Reproduce every entry exactly and leave its pictures out.

[BEGIN ENTRIES]

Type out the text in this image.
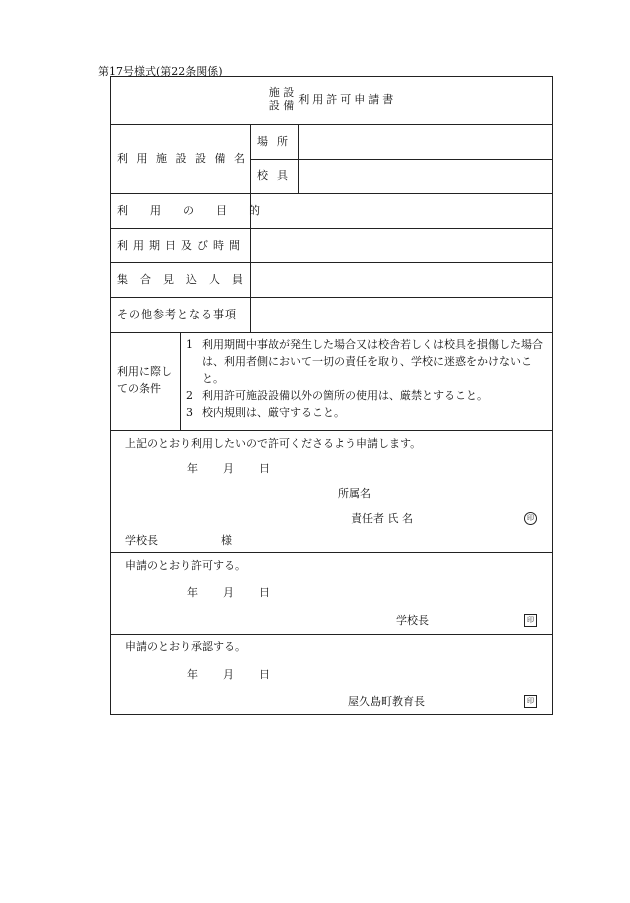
第17号様式(第22条関係)
施 設
設 備 利用許可申請書
利 用 施 設 設 備 名
場所
校具
利用の目的
利用期日及び時間
集合見込人員
その他参考となる事項
利用に際し
ての条件
1 利用期間中事故が発生した場合又は校舎若しくは校具を損傷した場合は、利用者側において一切の責任を取り、学校に迷惑をかけないこと。
2 利用許可施設設備以外の箇所の使用は、厳禁とすること。
3 校内規則は、厳守すること。
上記のとおり利用したいので許可くださるよう申請します。
年 月 日
所属名
責任者 氏 名	印
学校長	様
申請のとおり許可する。
年 月 日
学校長	印
申請のとおり承認する。
年 月 日
屋久島町教育長	印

[END ENTRIES]

▶ [TASK RESPONSE]:
Type out the text in this image.
第17号様式(第22条関係)
施 設
設 備 利用許可申請書
利 用 施 設 設 備 名
場所
校具
利用の目的
利用期日及び時間
集合見込人員
その他参考となる事項
利用に際し
ての条件
1 利用期間中事故が発生した場合又は校舎若しくは校具を損傷した場合は、利用者側において一切の責任を取り、学校に迷惑をかけないこと。
2 利用許可施設設備以外の箇所の使用は、厳禁とすること。
3 校内規則は、厳守すること。
上記のとおり利用したいので許可くださるよう申請します。
年 月 日
所属名
責任者 氏 名	印
学校長	様
申請のとおり許可する。
年 月 日
学校長	印
申請のとおり承認する。
年 月 日
屋久島町教育長	印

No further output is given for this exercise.